◆ **RAW RECORDS**
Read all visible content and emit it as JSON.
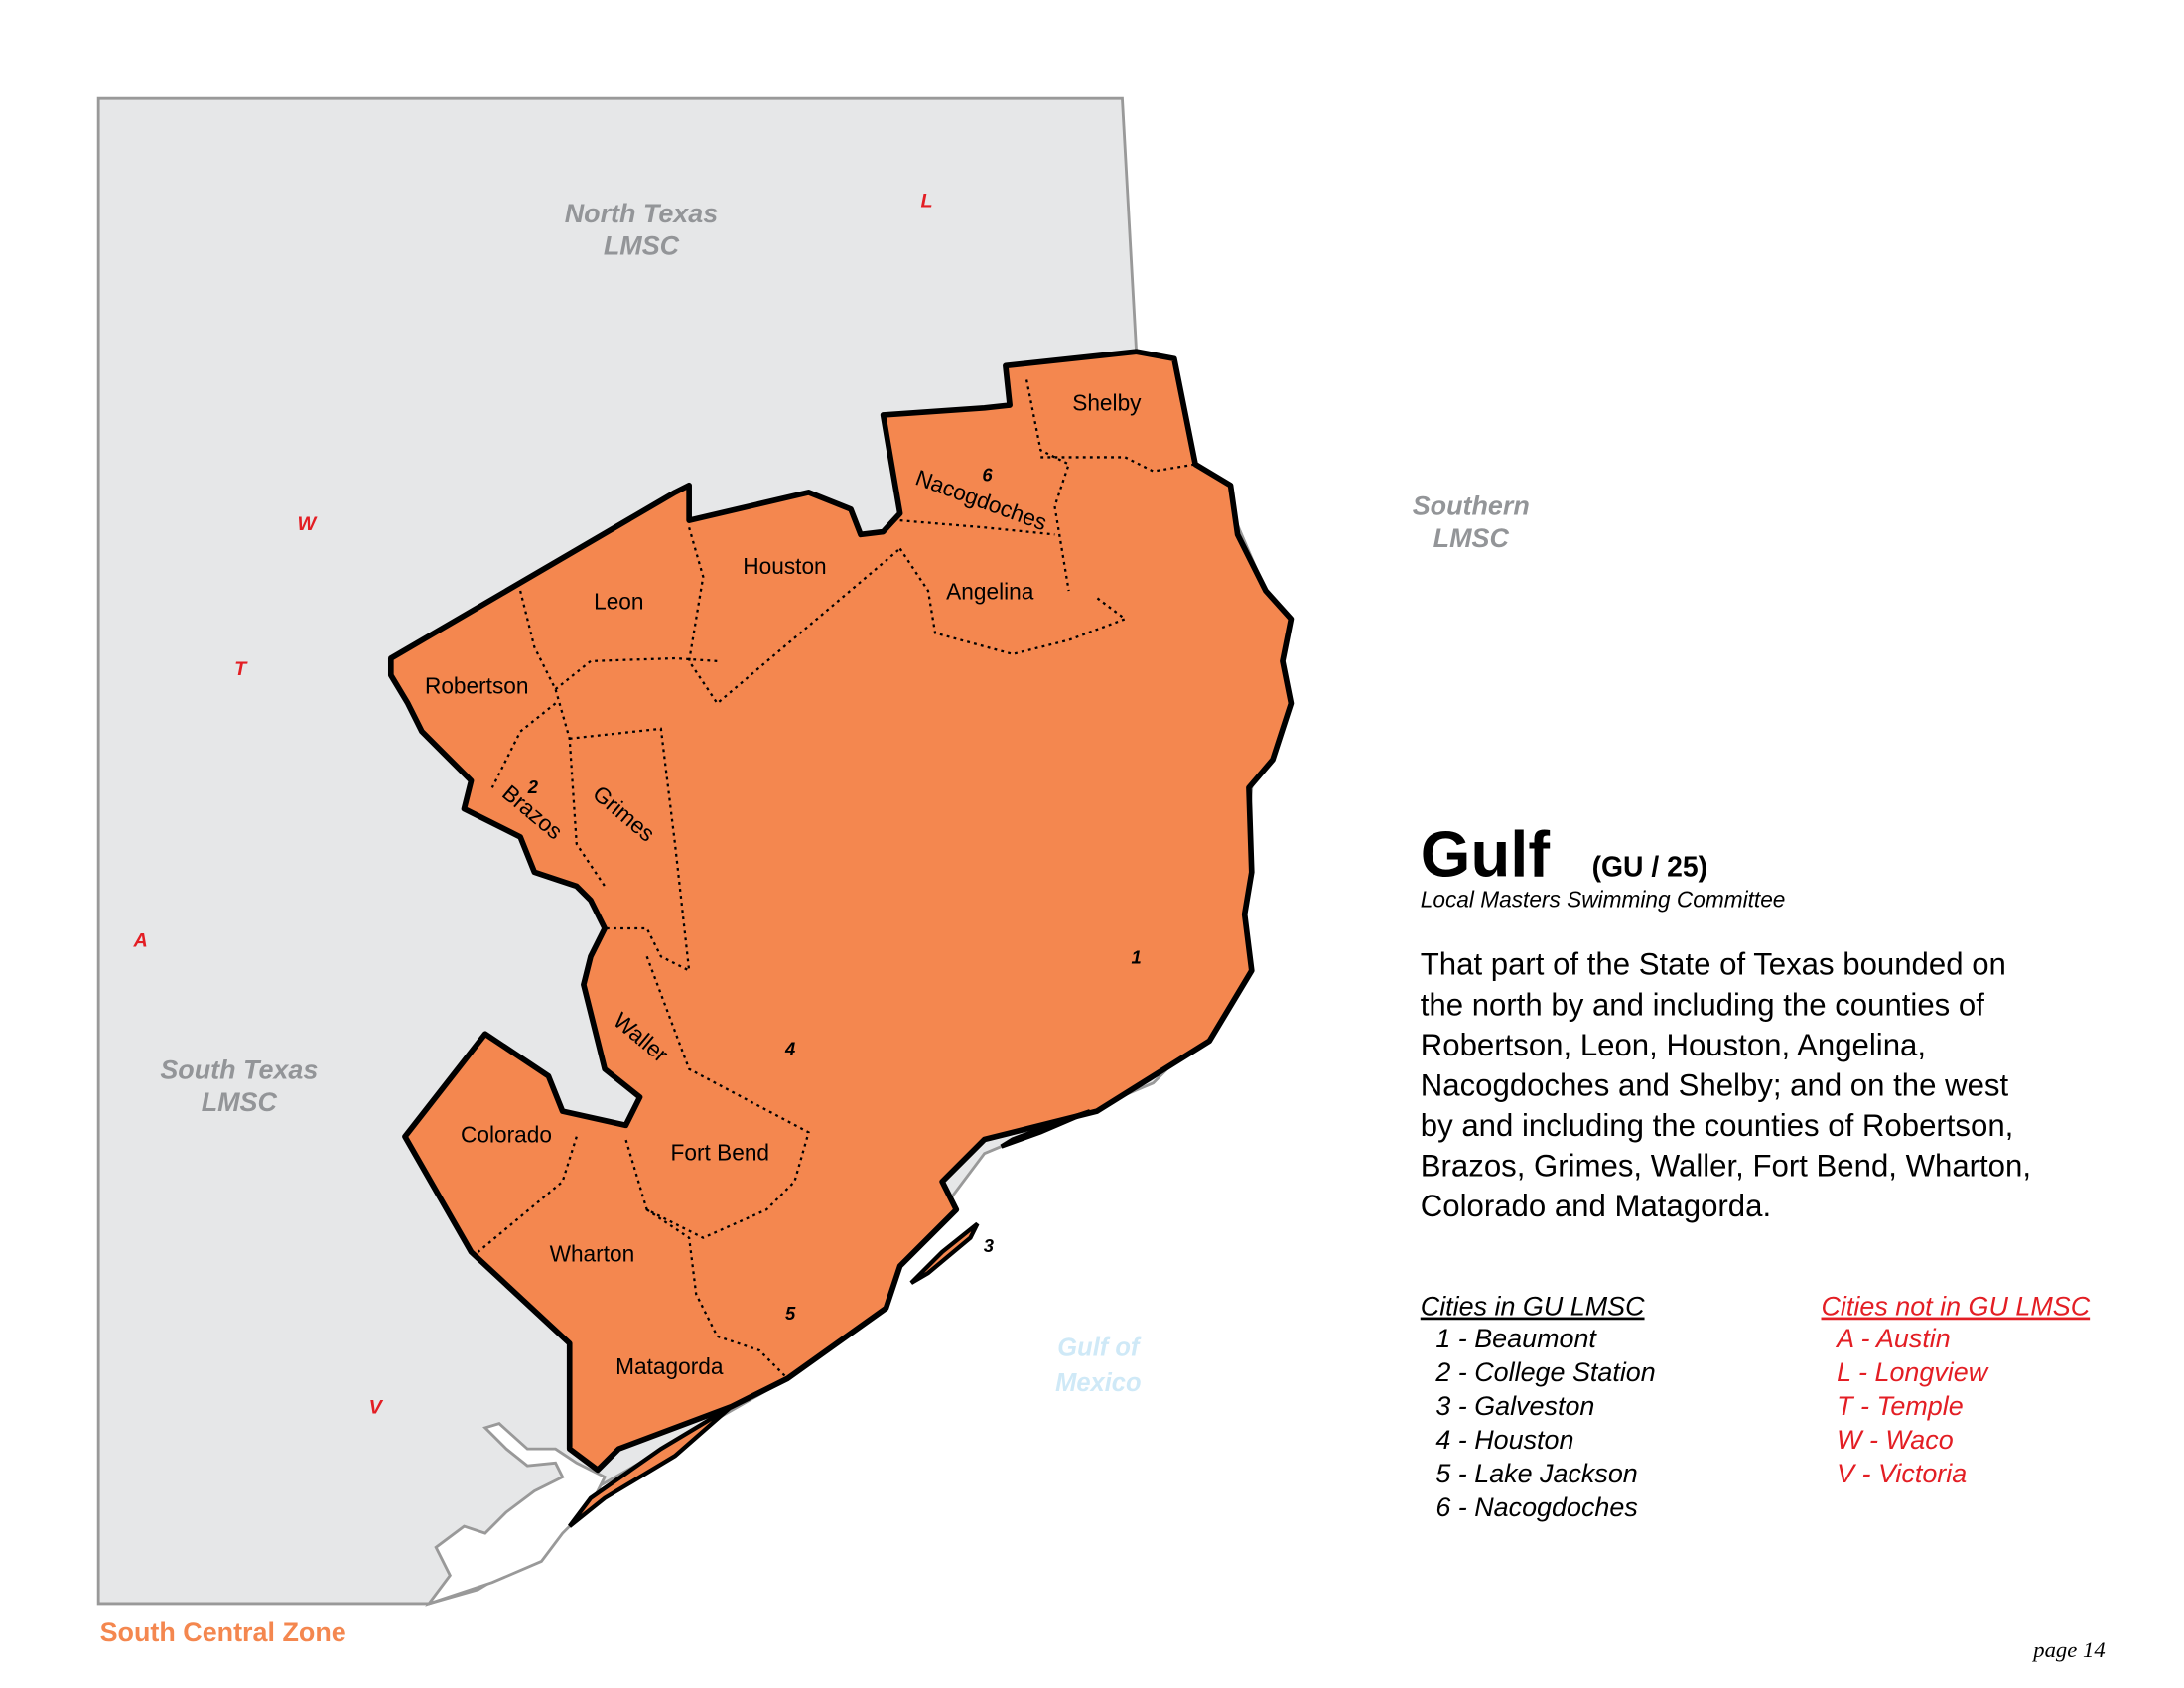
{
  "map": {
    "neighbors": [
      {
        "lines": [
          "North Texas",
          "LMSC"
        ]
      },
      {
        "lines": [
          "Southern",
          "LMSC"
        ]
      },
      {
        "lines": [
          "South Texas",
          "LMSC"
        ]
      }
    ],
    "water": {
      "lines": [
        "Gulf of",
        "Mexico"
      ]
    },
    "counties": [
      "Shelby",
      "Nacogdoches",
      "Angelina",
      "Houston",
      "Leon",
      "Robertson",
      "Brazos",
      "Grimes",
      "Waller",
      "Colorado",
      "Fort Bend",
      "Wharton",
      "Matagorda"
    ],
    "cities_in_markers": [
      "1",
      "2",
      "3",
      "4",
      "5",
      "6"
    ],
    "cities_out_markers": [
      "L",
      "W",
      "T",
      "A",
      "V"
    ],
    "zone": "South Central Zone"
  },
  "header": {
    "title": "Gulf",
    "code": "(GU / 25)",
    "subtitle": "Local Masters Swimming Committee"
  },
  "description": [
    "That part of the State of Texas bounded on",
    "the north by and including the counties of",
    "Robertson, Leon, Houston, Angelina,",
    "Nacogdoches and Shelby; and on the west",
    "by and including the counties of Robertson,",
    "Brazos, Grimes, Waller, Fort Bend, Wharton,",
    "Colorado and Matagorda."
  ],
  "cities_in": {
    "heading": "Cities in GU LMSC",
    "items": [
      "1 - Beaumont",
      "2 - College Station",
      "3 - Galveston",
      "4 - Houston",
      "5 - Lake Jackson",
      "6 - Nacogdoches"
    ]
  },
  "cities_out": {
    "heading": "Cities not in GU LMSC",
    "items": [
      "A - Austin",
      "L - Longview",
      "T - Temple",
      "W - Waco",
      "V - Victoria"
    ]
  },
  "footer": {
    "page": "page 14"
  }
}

◆ **YOUR INSTRUCTIONS**
Each record should be quoted exactly, with the images omitted.

◆ **TASK RESPONSE**
Read all visible content and emit it as JSON.
{
  "map": {
    "neighbors": [
      {
        "lines": [
          "North Texas",
          "LMSC"
        ]
      },
      {
        "lines": [
          "Southern",
          "LMSC"
        ]
      },
      {
        "lines": [
          "South Texas",
          "LMSC"
        ]
      }
    ],
    "water": {
      "lines": [
        "Gulf of",
        "Mexico"
      ]
    },
    "counties": [
      "Shelby",
      "Nacogdoches",
      "Angelina",
      "Houston",
      "Leon",
      "Robertson",
      "Brazos",
      "Grimes",
      "Waller",
      "Colorado",
      "Fort Bend",
      "Wharton",
      "Matagorda"
    ],
    "cities_in_markers": [
      "1",
      "2",
      "3",
      "4",
      "5",
      "6"
    ],
    "cities_out_markers": [
      "L",
      "W",
      "T",
      "A",
      "V"
    ],
    "zone": "South Central Zone"
  },
  "header": {
    "title": "Gulf",
    "code": "(GU / 25)",
    "subtitle": "Local Masters Swimming Committee"
  },
  "description": [
    "That part of the State of Texas bounded on",
    "the north by and including the counties of",
    "Robertson, Leon, Houston, Angelina,",
    "Nacogdoches and Shelby; and on the west",
    "by and including the counties of Robertson,",
    "Brazos, Grimes, Waller, Fort Bend, Wharton,",
    "Colorado and Matagorda."
  ],
  "cities_in": {
    "heading": "Cities in GU LMSC",
    "items": [
      "1 - Beaumont",
      "2 - College Station",
      "3 - Galveston",
      "4 - Houston",
      "5 - Lake Jackson",
      "6 - Nacogdoches"
    ]
  },
  "cities_out": {
    "heading": "Cities not in GU LMSC",
    "items": [
      "A - Austin",
      "L - Longview",
      "T - Temple",
      "W - Waco",
      "V - Victoria"
    ]
  },
  "footer": {
    "page": "page 14"
  }
}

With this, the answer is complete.